PROVIDED MATERIAL >>
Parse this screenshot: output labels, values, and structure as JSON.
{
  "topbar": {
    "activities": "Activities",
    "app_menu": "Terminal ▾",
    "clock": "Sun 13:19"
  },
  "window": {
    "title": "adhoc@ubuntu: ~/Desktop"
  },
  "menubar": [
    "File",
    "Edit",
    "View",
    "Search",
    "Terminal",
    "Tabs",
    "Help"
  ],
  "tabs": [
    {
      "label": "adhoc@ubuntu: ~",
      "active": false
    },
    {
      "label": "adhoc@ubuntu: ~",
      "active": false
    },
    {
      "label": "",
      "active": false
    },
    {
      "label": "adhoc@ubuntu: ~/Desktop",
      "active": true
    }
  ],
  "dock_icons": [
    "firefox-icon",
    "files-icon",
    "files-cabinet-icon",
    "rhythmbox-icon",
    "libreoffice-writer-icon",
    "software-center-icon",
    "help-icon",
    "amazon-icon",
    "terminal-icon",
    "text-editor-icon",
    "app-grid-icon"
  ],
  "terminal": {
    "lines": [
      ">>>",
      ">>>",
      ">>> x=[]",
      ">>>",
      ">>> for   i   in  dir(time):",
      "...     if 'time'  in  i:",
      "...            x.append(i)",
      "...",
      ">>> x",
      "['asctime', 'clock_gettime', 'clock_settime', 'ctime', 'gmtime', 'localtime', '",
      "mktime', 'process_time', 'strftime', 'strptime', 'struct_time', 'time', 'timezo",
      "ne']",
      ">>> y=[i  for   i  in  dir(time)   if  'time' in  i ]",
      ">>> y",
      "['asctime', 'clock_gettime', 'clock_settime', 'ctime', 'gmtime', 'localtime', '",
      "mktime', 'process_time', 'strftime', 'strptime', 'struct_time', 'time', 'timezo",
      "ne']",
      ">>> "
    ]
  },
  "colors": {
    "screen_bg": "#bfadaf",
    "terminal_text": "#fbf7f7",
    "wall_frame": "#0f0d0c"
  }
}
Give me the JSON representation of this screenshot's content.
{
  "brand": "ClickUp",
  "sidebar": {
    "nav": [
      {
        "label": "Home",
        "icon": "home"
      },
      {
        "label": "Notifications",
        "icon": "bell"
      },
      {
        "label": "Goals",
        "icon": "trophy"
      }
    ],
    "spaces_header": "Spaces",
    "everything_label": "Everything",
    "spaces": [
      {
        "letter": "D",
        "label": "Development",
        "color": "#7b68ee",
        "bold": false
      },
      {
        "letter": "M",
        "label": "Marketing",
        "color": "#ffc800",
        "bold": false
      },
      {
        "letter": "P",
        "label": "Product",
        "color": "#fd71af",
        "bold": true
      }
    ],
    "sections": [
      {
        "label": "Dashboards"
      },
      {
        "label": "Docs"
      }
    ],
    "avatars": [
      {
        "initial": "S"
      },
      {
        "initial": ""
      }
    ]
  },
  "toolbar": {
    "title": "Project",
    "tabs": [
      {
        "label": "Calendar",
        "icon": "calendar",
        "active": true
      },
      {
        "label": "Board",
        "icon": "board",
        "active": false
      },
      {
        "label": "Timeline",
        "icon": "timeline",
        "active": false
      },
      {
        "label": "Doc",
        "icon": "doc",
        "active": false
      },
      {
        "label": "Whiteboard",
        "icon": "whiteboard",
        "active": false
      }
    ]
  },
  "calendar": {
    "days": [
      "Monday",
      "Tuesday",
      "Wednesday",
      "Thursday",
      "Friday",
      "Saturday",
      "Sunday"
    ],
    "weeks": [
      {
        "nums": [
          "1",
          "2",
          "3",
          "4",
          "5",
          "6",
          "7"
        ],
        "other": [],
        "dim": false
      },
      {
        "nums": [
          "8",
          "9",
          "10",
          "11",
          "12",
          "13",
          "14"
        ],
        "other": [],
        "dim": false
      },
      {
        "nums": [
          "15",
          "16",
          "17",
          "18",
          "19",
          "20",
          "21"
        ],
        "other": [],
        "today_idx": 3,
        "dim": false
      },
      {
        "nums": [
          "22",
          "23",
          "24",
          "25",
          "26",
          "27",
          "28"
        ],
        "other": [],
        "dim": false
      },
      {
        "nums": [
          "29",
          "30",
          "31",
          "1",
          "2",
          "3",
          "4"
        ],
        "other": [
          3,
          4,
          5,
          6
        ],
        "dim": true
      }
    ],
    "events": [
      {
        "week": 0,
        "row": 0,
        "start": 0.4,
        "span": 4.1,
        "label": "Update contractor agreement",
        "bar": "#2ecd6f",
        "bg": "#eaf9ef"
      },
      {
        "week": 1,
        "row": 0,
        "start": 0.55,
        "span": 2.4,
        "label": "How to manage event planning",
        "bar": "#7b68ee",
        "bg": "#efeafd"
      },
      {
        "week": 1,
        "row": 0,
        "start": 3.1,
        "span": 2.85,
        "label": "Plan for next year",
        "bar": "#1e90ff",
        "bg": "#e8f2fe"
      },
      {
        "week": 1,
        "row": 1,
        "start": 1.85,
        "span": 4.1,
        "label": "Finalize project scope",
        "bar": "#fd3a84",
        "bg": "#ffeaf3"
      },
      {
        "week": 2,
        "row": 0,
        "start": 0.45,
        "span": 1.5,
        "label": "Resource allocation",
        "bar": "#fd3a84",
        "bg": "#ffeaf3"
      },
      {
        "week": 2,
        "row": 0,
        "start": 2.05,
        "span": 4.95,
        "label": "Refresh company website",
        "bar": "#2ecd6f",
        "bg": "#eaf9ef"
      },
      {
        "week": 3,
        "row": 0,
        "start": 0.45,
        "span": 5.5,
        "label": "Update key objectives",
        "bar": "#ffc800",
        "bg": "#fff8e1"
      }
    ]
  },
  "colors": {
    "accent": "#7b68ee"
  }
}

AIM OF THE EXERCISE >> Once more, set down the full listing, verbatim.

SOLUTION >>
Parse this screenshot: output labels, values, and structure as JSON.
{
  "topbar": {
    "activities": "Activities",
    "app_menu": "Terminal ▾",
    "clock": "Sun 13:19"
  },
  "window": {
    "title": "adhoc@ubuntu: ~/Desktop"
  },
  "menubar": [
    "File",
    "Edit",
    "View",
    "Search",
    "Terminal",
    "Tabs",
    "Help"
  ],
  "tabs": [
    {
      "label": "adhoc@ubuntu: ~",
      "active": false
    },
    {
      "label": "adhoc@ubuntu: ~",
      "active": false
    },
    {
      "label": "",
      "active": false
    },
    {
      "label": "adhoc@ubuntu: ~/Desktop",
      "active": true
    }
  ],
  "dock_icons": [
    "firefox-icon",
    "files-icon",
    "files-cabinet-icon",
    "rhythmbox-icon",
    "libreoffice-writer-icon",
    "software-center-icon",
    "help-icon",
    "amazon-icon",
    "terminal-icon",
    "text-editor-icon",
    "app-grid-icon"
  ],
  "terminal": {
    "lines": [
      ">>>",
      ">>>",
      ">>> x=[]",
      ">>>",
      ">>> for   i   in  dir(time):",
      "...     if 'time'  in  i:",
      "...            x.append(i)",
      "...",
      ">>> x",
      "['asctime', 'clock_gettime', 'clock_settime', 'ctime', 'gmtime', 'localtime', '",
      "mktime', 'process_time', 'strftime', 'strptime', 'struct_time', 'time', 'timezo",
      "ne']",
      ">>> y=[i  for   i  in  dir(time)   if  'time' in  i ]",
      ">>> y",
      "['asctime', 'clock_gettime', 'clock_settime', 'ctime', 'gmtime', 'localtime', '",
      "mktime', 'process_time', 'strftime', 'strptime', 'struct_time', 'time', 'timezo",
      "ne']",
      ">>> "
    ]
  },
  "colors": {
    "screen_bg": "#bfadaf",
    "terminal_text": "#fbf7f7",
    "wall_frame": "#0f0d0c"
  }
}
Give me the JSON representation of this screenshot's content.
{
  "brand": "ClickUp",
  "sidebar": {
    "nav": [
      {
        "label": "Home",
        "icon": "home"
      },
      {
        "label": "Notifications",
        "icon": "bell"
      },
      {
        "label": "Goals",
        "icon": "trophy"
      }
    ],
    "spaces_header": "Spaces",
    "everything_label": "Everything",
    "spaces": [
      {
        "letter": "D",
        "label": "Development",
        "color": "#7b68ee",
        "bold": false
      },
      {
        "letter": "M",
        "label": "Marketing",
        "color": "#ffc800",
        "bold": false
      },
      {
        "letter": "P",
        "label": "Product",
        "color": "#fd71af",
        "bold": true
      }
    ],
    "sections": [
      {
        "label": "Dashboards"
      },
      {
        "label": "Docs"
      }
    ],
    "avatars": [
      {
        "initial": "S"
      },
      {
        "initial": ""
      }
    ]
  },
  "toolbar": {
    "title": "Project",
    "tabs": [
      {
        "label": "Calendar",
        "icon": "calendar",
        "active": true
      },
      {
        "label": "Board",
        "icon": "board",
        "active": false
      },
      {
        "label": "Timeline",
        "icon": "timeline",
        "active": false
      },
      {
        "label": "Doc",
        "icon": "doc",
        "active": false
      },
      {
        "label": "Whiteboard",
        "icon": "whiteboard",
        "active": false
      }
    ]
  },
  "calendar": {
    "days": [
      "Monday",
      "Tuesday",
      "Wednesday",
      "Thursday",
      "Friday",
      "Saturday",
      "Sunday"
    ],
    "weeks": [
      {
        "nums": [
          "1",
          "2",
          "3",
          "4",
          "5",
          "6",
          "7"
        ],
        "other": [],
        "dim": false
      },
      {
        "nums": [
          "8",
          "9",
          "10",
          "11",
          "12",
          "13",
          "14"
        ],
        "other": [],
        "dim": false
      },
      {
        "nums": [
          "15",
          "16",
          "17",
          "18",
          "19",
          "20",
          "21"
        ],
        "other": [],
        "today_idx": 3,
        "dim": false
      },
      {
        "nums": [
          "22",
          "23",
          "24",
          "25",
          "26",
          "27",
          "28"
        ],
        "other": [],
        "dim": false
      },
      {
        "nums": [
          "29",
          "30",
          "31",
          "1",
          "2",
          "3",
          "4"
        ],
        "other": [
          3,
          4,
          5,
          6
        ],
        "dim": true
      }
    ],
    "events": [
      {
        "week": 0,
        "row": 0,
        "start": 0.4,
        "span": 4.1,
        "label": "Update contractor agreement",
        "bar": "#2ecd6f",
        "bg": "#eaf9ef"
      },
      {
        "week": 1,
        "row": 0,
        "start": 0.55,
        "span": 2.4,
        "label": "How to manage event planning",
        "bar": "#7b68ee",
        "bg": "#efeafd"
      },
      {
        "week": 1,
        "row": 0,
        "start": 3.1,
        "span": 2.85,
        "label": "Plan for next year",
        "bar": "#1e90ff",
        "bg": "#e8f2fe"
      },
      {
        "week": 1,
        "row": 1,
        "start": 1.85,
        "span": 4.1,
        "label": "Finalize project scope",
        "bar": "#fd3a84",
        "bg": "#ffeaf3"
      },
      {
        "week": 2,
        "row": 0,
        "start": 0.45,
        "span": 1.5,
        "label": "Resource allocation",
        "bar": "#fd3a84",
        "bg": "#ffeaf3"
      },
      {
        "week": 2,
        "row": 0,
        "start": 2.05,
        "span": 4.95,
        "label": "Refresh company website",
        "bar": "#2ecd6f",
        "bg": "#eaf9ef"
      },
      {
        "week": 3,
        "row": 0,
        "start": 0.45,
        "span": 5.5,
        "label": "Update key objectives",
        "bar": "#ffc800",
        "bg": "#fff8e1"
      }
    ]
  },
  "colors": {
    "accent": "#7b68ee"
  }
}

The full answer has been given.